-- DATA LISTING --

.....

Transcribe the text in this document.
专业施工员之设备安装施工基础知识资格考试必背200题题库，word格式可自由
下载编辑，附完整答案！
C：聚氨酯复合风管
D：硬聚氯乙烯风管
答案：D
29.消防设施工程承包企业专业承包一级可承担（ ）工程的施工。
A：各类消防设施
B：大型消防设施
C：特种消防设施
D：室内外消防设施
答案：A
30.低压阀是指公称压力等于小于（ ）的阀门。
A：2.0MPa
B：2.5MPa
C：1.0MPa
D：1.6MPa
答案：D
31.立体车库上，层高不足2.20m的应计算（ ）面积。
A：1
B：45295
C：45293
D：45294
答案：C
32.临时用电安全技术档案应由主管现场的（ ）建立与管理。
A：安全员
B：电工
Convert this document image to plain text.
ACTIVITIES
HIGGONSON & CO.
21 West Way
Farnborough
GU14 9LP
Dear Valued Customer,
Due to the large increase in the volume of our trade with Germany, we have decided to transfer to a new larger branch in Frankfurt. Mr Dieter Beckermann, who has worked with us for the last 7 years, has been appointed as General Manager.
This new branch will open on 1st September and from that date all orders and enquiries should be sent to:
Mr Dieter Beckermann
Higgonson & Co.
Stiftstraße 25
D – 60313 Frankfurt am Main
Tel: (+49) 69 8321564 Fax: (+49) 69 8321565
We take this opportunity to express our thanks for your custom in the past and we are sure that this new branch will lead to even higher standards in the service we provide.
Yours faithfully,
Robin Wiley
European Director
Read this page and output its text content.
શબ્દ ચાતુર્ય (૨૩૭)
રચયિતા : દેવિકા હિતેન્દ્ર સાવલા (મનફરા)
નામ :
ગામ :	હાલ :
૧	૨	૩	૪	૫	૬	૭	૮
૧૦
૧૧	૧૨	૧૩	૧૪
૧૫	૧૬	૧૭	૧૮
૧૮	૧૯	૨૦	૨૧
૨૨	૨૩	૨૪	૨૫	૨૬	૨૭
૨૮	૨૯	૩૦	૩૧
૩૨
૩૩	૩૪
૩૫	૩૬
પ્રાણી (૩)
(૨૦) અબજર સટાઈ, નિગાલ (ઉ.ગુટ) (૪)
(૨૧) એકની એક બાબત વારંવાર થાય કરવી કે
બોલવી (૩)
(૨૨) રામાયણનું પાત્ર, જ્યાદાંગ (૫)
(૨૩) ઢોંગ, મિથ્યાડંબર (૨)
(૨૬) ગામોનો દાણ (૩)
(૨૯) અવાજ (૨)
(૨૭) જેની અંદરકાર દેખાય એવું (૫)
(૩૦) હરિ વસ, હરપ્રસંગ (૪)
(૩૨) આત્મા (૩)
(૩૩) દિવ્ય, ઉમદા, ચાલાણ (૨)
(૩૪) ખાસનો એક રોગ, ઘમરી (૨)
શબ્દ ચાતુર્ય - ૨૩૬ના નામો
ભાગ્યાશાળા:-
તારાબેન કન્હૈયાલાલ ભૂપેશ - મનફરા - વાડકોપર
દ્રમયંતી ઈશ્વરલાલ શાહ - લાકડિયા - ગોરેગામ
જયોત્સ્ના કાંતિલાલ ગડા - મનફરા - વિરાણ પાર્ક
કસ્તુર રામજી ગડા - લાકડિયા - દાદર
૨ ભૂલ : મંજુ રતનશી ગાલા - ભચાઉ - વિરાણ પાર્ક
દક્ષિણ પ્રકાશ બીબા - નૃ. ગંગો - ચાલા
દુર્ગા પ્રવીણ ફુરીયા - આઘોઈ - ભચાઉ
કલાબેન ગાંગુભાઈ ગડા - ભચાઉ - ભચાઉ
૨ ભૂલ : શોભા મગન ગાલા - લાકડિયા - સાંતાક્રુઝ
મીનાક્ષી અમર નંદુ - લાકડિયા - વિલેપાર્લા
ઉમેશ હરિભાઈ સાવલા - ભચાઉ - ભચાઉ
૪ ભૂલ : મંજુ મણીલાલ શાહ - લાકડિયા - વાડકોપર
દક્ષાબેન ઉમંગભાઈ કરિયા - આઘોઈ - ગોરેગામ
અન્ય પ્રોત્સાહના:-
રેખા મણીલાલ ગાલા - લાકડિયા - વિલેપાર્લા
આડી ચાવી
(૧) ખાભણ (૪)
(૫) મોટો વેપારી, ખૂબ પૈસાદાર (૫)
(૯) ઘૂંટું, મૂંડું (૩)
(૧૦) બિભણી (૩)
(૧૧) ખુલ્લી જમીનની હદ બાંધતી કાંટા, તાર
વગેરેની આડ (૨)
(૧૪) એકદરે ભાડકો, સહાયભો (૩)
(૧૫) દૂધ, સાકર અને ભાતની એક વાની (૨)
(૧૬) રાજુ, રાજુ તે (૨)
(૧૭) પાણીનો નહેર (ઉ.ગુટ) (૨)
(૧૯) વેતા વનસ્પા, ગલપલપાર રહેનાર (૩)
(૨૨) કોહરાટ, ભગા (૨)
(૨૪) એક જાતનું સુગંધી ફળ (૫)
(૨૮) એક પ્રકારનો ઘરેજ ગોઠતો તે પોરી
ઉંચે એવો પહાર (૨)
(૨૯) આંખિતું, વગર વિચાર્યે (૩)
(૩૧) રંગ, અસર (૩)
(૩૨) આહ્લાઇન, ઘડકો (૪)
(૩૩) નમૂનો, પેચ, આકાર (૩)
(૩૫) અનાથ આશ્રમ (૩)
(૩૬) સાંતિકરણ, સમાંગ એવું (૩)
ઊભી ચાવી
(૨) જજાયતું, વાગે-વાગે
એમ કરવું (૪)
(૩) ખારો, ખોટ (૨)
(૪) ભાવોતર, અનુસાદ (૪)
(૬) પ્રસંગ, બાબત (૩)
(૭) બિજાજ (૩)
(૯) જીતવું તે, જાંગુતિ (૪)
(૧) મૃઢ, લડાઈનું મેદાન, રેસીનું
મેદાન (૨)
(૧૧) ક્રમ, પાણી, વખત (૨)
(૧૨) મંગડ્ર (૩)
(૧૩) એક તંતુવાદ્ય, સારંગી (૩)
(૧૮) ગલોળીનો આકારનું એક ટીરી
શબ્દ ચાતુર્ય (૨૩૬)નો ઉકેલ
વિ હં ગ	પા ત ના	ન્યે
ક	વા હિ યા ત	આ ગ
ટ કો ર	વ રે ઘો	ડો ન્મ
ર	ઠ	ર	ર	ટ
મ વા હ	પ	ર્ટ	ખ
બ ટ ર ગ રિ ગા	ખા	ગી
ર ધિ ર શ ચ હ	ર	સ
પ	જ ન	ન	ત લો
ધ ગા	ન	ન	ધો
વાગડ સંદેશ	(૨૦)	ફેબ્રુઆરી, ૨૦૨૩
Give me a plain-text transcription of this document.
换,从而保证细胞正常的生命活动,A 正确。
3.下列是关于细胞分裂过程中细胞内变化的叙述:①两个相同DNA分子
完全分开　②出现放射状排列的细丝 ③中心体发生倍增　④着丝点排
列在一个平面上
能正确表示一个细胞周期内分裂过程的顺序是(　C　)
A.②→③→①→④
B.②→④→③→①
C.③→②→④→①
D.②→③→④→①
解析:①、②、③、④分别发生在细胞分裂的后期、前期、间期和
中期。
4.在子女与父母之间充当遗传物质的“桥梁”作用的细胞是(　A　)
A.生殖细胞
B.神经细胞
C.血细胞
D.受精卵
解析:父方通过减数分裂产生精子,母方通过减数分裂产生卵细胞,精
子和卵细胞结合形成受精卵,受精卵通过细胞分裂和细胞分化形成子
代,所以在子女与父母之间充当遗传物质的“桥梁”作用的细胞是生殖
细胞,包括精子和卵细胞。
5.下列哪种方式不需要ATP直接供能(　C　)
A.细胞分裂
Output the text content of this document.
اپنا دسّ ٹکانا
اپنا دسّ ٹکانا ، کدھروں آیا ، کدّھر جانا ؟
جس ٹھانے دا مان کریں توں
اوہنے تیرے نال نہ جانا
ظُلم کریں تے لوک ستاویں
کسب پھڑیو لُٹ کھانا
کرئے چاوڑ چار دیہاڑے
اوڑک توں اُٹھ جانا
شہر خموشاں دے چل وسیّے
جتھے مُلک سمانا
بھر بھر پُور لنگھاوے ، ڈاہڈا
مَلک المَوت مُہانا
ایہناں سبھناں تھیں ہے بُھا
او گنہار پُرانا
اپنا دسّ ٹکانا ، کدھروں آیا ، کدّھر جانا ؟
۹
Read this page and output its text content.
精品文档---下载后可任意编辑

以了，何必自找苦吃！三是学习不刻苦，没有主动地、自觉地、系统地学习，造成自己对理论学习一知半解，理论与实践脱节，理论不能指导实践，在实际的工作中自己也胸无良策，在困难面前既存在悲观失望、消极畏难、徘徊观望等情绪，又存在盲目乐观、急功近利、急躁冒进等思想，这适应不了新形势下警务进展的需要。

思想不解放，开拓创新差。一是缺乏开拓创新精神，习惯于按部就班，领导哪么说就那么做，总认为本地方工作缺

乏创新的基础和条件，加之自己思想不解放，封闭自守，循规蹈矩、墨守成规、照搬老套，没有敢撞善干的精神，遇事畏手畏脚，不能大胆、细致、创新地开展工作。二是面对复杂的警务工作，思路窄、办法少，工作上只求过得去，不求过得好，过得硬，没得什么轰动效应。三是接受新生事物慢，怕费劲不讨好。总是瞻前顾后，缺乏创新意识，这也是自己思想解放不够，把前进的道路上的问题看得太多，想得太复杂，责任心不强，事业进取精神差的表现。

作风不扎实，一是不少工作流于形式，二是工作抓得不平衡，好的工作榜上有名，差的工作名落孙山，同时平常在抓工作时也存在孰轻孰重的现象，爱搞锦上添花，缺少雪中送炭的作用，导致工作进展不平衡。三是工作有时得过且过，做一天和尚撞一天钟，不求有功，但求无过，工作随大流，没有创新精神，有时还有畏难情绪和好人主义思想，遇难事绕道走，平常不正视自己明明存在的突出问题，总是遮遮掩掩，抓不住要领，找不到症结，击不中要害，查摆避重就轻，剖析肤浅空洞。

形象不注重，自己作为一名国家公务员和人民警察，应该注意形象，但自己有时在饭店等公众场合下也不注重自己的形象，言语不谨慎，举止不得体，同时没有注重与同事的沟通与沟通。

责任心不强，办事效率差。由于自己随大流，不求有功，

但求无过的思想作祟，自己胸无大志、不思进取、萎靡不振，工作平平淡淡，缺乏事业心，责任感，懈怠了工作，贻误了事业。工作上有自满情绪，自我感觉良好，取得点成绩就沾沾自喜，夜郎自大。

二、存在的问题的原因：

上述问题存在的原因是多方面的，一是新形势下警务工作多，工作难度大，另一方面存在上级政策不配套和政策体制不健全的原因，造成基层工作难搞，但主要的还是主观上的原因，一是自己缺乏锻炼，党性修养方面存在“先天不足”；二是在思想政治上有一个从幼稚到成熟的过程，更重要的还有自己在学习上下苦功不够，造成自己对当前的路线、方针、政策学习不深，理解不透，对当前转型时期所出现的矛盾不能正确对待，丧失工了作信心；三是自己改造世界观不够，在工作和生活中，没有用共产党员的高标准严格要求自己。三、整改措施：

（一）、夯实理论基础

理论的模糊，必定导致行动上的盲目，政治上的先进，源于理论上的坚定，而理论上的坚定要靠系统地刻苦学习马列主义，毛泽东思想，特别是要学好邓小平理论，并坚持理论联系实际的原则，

.....

-- INSTRUCTION --
Look through the material above. Copy each line where the word "મનફર" appears.

-- WRITTEN RESPONSE --
રચયિતા : દેવિકા હિતેન્દ્ર સાવલા (મનફરા)
તારાબેન કન્હૈયાલાલ ભૂપેશ - મનફરા - વાડકોપર
જયોત્સ્ના કાંતિલાલ ગડા - મનફરા - વિરાણ પાર્ક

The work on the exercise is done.